# Start of DATA SHOWN

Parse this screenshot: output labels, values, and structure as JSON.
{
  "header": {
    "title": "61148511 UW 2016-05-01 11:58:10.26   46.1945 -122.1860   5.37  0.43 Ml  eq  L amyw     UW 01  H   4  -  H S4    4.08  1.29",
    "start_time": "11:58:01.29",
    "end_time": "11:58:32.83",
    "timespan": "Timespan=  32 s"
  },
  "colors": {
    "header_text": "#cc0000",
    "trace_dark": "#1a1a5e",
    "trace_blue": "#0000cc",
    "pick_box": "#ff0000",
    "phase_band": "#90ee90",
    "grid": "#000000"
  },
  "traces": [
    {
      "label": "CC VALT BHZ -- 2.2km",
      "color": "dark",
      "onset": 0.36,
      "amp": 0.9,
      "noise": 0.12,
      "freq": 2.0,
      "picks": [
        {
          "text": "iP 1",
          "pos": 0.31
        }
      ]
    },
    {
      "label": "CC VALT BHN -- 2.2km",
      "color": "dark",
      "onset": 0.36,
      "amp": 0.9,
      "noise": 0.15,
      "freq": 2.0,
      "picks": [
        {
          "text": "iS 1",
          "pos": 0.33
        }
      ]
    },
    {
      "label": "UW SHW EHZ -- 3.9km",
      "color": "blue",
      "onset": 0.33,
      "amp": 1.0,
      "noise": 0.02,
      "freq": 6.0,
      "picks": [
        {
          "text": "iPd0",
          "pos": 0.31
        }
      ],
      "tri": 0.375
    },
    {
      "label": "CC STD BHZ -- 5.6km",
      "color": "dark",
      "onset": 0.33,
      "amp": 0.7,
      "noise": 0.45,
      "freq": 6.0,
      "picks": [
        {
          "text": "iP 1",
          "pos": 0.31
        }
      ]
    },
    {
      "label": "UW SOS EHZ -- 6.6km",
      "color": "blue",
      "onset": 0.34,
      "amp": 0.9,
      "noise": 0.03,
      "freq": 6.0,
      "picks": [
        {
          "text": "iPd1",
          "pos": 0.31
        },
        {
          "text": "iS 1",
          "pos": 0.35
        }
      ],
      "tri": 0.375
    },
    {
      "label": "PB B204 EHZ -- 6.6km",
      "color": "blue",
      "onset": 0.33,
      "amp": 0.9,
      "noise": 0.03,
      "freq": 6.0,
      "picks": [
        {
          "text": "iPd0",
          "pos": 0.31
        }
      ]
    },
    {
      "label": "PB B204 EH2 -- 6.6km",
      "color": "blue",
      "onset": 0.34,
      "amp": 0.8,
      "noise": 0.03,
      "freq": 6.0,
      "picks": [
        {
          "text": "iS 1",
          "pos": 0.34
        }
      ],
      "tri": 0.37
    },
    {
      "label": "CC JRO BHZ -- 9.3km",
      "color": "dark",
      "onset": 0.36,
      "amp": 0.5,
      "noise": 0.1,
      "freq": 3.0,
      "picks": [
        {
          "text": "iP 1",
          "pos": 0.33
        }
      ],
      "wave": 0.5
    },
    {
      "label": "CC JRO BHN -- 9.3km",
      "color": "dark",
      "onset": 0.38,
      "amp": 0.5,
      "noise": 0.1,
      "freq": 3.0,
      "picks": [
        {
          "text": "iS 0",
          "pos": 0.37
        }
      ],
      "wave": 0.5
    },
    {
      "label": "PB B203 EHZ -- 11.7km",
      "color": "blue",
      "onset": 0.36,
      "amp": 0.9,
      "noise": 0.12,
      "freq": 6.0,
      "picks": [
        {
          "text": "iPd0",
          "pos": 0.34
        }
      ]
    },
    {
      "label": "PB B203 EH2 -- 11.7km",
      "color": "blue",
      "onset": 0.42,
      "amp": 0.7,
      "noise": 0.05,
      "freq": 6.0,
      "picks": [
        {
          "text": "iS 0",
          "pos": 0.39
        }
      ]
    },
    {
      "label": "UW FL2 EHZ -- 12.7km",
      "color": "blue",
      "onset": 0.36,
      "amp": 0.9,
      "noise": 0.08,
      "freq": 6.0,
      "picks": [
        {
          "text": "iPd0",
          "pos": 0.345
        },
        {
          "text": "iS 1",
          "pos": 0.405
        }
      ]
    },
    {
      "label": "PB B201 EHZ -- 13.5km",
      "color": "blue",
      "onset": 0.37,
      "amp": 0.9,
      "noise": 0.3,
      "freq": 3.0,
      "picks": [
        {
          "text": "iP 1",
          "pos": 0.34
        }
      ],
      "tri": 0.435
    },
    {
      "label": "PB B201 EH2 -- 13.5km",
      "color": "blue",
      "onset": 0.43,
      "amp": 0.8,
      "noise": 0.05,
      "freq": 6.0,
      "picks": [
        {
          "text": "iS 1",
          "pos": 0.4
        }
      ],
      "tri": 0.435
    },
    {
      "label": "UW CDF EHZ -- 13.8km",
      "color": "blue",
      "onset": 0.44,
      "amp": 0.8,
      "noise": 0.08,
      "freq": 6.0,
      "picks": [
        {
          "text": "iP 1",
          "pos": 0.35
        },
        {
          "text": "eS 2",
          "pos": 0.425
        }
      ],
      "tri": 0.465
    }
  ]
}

# End of DATA SHOWN

INSTRUCTIONS FOR THE TASK
Retype all the material above precisely, with no line left out.

FINAL ANSWER
Parse this screenshot: output labels, values, and structure as JSON.
{
  "header": {
    "title": "61148511 UW 2016-05-01 11:58:10.26   46.1945 -122.1860   5.37  0.43 Ml  eq  L amyw     UW 01  H   4  -  H S4    4.08  1.29",
    "start_time": "11:58:01.29",
    "end_time": "11:58:32.83",
    "timespan": "Timespan=  32 s"
  },
  "colors": {
    "header_text": "#cc0000",
    "trace_dark": "#1a1a5e",
    "trace_blue": "#0000cc",
    "pick_box": "#ff0000",
    "phase_band": "#90ee90",
    "grid": "#000000"
  },
  "traces": [
    {
      "label": "CC VALT BHZ -- 2.2km",
      "color": "dark",
      "onset": 0.36,
      "amp": 0.9,
      "noise": 0.12,
      "freq": 2.0,
      "picks": [
        {
          "text": "iP 1",
          "pos": 0.31
        }
      ]
    },
    {
      "label": "CC VALT BHN -- 2.2km",
      "color": "dark",
      "onset": 0.36,
      "amp": 0.9,
      "noise": 0.15,
      "freq": 2.0,
      "picks": [
        {
          "text": "iS 1",
          "pos": 0.33
        }
      ]
    },
    {
      "label": "UW SHW EHZ -- 3.9km",
      "color": "blue",
      "onset": 0.33,
      "amp": 1.0,
      "noise": 0.02,
      "freq": 6.0,
      "picks": [
        {
          "text": "iPd0",
          "pos": 0.31
        }
      ],
      "tri": 0.375
    },
    {
      "label": "CC STD BHZ -- 5.6km",
      "color": "dark",
      "onset": 0.33,
      "amp": 0.7,
      "noise": 0.45,
      "freq": 6.0,
      "picks": [
        {
          "text": "iP 1",
          "pos": 0.31
        }
      ]
    },
    {
      "label": "UW SOS EHZ -- 6.6km",
      "color": "blue",
      "onset": 0.34,
      "amp": 0.9,
      "noise": 0.03,
      "freq": 6.0,
      "picks": [
        {
          "text": "iPd1",
          "pos": 0.31
        },
        {
          "text": "iS 1",
          "pos": 0.35
        }
      ],
      "tri": 0.375
    },
    {
      "label": "PB B204 EHZ -- 6.6km",
      "color": "blue",
      "onset": 0.33,
      "amp": 0.9,
      "noise": 0.03,
      "freq": 6.0,
      "picks": [
        {
          "text": "iPd0",
          "pos": 0.31
        }
      ]
    },
    {
      "label": "PB B204 EH2 -- 6.6km",
      "color": "blue",
      "onset": 0.34,
      "amp": 0.8,
      "noise": 0.03,
      "freq": 6.0,
      "picks": [
        {
          "text": "iS 1",
          "pos": 0.34
        }
      ],
      "tri": 0.37
    },
    {
      "label": "CC JRO BHZ -- 9.3km",
      "color": "dark",
      "onset": 0.36,
      "amp": 0.5,
      "noise": 0.1,
      "freq": 3.0,
      "picks": [
        {
          "text": "iP 1",
          "pos": 0.33
        }
      ],
      "wave": 0.5
    },
    {
      "label": "CC JRO BHN -- 9.3km",
      "color": "dark",
      "onset": 0.38,
      "amp": 0.5,
      "noise": 0.1,
      "freq": 3.0,
      "picks": [
        {
          "text": "iS 0",
          "pos": 0.37
        }
      ],
      "wave": 0.5
    },
    {
      "label": "PB B203 EHZ -- 11.7km",
      "color": "blue",
      "onset": 0.36,
      "amp": 0.9,
      "noise": 0.12,
      "freq": 6.0,
      "picks": [
        {
          "text": "iPd0",
          "pos": 0.34
        }
      ]
    },
    {
      "label": "PB B203 EH2 -- 11.7km",
      "color": "blue",
      "onset": 0.42,
      "amp": 0.7,
      "noise": 0.05,
      "freq": 6.0,
      "picks": [
        {
          "text": "iS 0",
          "pos": 0.39
        }
      ]
    },
    {
      "label": "UW FL2 EHZ -- 12.7km",
      "color": "blue",
      "onset": 0.36,
      "amp": 0.9,
      "noise": 0.08,
      "freq": 6.0,
      "picks": [
        {
          "text": "iPd0",
          "pos": 0.345
        },
        {
          "text": "iS 1",
          "pos": 0.405
        }
      ]
    },
    {
      "label": "PB B201 EHZ -- 13.5km",
      "color": "blue",
      "onset": 0.37,
      "amp": 0.9,
      "noise": 0.3,
      "freq": 3.0,
      "picks": [
        {
          "text": "iP 1",
          "pos": 0.34
        }
      ],
      "tri": 0.435
    },
    {
      "label": "PB B201 EH2 -- 13.5km",
      "color": "blue",
      "onset": 0.43,
      "amp": 0.8,
      "noise": 0.05,
      "freq": 6.0,
      "picks": [
        {
          "text": "iS 1",
          "pos": 0.4
        }
      ],
      "tri": 0.435
    },
    {
      "label": "UW CDF EHZ -- 13.8km",
      "color": "blue",
      "onset": 0.44,
      "amp": 0.8,
      "noise": 0.08,
      "freq": 6.0,
      "picks": [
        {
          "text": "iP 1",
          "pos": 0.35
        },
        {
          "text": "eS 2",
          "pos": 0.425
        }
      ],
      "tri": 0.465
    }
  ]
}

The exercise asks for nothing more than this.